Aim of the exercise: Continue the paper on the quasi resonant zero current switching modified Boost converter from the point where it stops.

Text block:
********************
Quasi Resonant Zero Current Switching Modified Boost Converter

(QRZCSMBC)

FELIX A. HIMMELSTOSS

Faculty of Electronic Engineering and Entrepreneurship,

University of Applied Sciences Technikum Wien,

Hoechstaedtplatz 6, 1200 Vienna,

AUSTRIA

Abstract: - The inrush current of the Boost converter can reach high values when attached to a stable input

source like a car battery or a battery buffered micro-grid. To avoid the inrush current, a modification of the

converter by placing the capacitor between the output and input can be done. To reduce the switching losses,

the quasi resonant zero current switching QRZCS concept is used. The active switch of the converter has a

constant on-time and a variable off-time or frequency. The inrush current is studied and the function of the

QRZCS converter is treated with the help of mathematical descriptions and with the uZi diagram. LTSpice

simulations are used to prove the considerations.

Key-Words: - DC/DC converter, modified Boost converter, inrush current, zero current switching ZCS, uZi

diagram, LTSpice simulations

Received: April 21, 2022. Revised: March 15, 2023. Accepted: April 16, 2023. Published: May 26, 2023.

1 Introduction

When the capacitor of the Boost converter is not

connected between the output connectors, but

between the positive input and the positive output

connectors, we call this topology modified Boost

converter. A comprehensive study can be found in

[1]. This circuit (Fig. 1) has two interesting features.
********************
[Spatial layout data]

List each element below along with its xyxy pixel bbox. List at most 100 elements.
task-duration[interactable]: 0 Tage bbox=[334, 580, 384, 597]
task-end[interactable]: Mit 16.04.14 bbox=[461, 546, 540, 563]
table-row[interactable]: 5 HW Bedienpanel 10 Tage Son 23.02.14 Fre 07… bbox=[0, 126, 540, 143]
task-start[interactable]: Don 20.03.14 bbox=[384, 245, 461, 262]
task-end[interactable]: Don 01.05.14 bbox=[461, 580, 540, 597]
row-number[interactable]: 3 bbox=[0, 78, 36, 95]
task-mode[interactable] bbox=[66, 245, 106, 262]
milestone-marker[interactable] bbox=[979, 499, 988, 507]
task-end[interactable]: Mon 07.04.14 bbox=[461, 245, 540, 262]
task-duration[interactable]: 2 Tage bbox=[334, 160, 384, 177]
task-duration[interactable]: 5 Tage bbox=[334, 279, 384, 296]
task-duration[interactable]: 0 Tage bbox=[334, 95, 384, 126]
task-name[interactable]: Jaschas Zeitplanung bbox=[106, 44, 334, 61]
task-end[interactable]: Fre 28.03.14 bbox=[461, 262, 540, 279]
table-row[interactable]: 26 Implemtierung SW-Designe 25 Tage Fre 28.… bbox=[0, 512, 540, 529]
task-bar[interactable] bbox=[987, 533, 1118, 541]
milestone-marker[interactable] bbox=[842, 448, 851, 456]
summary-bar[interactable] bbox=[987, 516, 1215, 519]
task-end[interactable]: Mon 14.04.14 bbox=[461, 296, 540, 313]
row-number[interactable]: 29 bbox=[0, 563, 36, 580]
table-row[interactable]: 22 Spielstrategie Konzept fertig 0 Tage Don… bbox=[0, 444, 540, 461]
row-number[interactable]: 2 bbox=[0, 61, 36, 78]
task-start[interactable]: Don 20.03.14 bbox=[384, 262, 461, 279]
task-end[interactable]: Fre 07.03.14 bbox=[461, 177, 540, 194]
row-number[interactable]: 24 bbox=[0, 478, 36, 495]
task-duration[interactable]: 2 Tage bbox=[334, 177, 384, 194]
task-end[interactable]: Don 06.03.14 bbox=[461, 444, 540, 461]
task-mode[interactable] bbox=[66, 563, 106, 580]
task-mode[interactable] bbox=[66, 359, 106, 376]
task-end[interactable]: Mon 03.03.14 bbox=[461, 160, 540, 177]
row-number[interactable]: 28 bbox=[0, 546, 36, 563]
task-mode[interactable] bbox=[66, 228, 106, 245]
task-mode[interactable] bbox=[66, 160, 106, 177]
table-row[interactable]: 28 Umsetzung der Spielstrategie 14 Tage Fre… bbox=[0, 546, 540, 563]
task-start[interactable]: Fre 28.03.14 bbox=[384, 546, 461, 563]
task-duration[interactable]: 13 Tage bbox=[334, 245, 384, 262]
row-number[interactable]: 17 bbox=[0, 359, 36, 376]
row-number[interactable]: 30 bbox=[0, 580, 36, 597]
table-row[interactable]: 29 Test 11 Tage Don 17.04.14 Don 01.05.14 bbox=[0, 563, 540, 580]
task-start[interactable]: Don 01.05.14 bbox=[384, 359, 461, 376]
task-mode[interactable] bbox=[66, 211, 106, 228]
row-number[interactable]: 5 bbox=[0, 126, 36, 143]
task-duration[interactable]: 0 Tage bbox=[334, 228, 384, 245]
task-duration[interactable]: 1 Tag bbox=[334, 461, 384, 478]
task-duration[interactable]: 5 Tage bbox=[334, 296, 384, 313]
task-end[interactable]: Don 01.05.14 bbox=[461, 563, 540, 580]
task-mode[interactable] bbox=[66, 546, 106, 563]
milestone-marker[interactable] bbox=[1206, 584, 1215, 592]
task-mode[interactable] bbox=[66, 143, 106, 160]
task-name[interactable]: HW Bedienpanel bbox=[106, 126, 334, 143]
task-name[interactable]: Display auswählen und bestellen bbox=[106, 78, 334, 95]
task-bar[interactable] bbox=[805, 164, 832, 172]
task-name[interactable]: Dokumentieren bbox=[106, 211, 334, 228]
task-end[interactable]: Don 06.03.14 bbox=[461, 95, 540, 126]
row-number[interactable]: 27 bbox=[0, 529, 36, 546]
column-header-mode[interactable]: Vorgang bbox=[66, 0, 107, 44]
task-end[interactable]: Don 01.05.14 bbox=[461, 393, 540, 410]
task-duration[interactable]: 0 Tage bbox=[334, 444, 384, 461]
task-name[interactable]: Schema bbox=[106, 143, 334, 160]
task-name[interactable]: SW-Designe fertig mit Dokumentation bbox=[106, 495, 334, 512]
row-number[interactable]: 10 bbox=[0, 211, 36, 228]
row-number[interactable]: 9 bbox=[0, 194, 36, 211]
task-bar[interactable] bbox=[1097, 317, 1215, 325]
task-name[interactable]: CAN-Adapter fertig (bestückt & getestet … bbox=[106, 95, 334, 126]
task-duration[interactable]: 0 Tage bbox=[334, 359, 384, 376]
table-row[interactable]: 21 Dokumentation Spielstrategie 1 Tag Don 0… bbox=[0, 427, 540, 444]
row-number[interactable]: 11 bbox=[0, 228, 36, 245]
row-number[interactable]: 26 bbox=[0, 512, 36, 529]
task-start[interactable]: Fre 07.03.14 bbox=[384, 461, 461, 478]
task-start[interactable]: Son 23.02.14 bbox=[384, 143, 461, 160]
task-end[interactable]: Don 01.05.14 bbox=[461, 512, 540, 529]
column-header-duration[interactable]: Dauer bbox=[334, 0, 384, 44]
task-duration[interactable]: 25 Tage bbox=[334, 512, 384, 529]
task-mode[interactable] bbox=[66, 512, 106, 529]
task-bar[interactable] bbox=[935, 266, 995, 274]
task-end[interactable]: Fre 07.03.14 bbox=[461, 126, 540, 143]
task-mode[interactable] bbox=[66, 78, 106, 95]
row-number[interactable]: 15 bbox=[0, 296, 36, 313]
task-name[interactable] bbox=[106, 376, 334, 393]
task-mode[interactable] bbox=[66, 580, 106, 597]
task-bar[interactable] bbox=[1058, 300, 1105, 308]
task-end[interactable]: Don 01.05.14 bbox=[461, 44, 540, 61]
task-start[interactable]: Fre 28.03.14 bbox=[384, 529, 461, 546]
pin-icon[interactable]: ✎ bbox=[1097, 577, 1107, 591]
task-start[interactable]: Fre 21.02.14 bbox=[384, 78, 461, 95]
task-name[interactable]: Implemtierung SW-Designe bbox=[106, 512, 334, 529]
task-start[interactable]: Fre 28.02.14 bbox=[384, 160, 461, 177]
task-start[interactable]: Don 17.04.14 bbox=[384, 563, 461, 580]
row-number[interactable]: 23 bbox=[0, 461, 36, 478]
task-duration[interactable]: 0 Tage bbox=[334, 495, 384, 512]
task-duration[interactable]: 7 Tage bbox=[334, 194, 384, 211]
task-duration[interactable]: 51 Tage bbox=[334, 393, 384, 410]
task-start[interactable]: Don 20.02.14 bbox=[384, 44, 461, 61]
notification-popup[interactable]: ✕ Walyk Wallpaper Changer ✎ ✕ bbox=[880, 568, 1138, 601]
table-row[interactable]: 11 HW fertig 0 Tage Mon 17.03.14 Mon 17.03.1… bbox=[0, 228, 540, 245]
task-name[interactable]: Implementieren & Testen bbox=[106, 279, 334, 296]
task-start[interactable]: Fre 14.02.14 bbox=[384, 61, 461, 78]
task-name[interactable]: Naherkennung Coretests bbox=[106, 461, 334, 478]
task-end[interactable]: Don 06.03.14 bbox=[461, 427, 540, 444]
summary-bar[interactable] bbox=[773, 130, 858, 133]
********************
The response:
First, the voltage stress at the capacitor is reduced

and second, the inrush current is avoided. The

disadvantage of the converter is the fact that

changes in the input voltage effect immediately the

output voltage. The converter is therefore useful

when a stable input voltage is available, like a

battery buffered micro-grid. In this study, the inrush

current of the modified and of the normal Boost

converters are compared and the modified converter

is extended to a zero current switching ZCS quasi

resonant QR converter. The basic studies on quasi-

resonant DC/DC converters go back to [2], [3]. The

concept was applied to many topologies (c.f. e.g.,

[4], [5], [6], [7], [8], and there cited references), but

not as we know to the modified Boost converter.

The main idea of the ZCS is to avoid switching

losses by switching on and off the transistor with no

current. With an inductor in series to the switch, the

current starts at zero, when the transistor is turned

on. With the help of a resonance circuit, the current

through the switch reaches zero within a predefined

time interval, and now the transistor is turned off

again with zero losses.

Fig. 1: Modified Boost converter

2 Inrush Current

The inrush current of a converter used on a stable

supply can lead to high current and to saturation of

the magnetic devices.

2.1 Inrush Current of the Boost Converter

The inrush current of the normal Boost converter

(Fig. 2) is very high when applied to a battery or a

battery stabilized micro-grid. When the input

voltage is applied to the converter, the loop

consisting of U1, L, D, and the output is closed.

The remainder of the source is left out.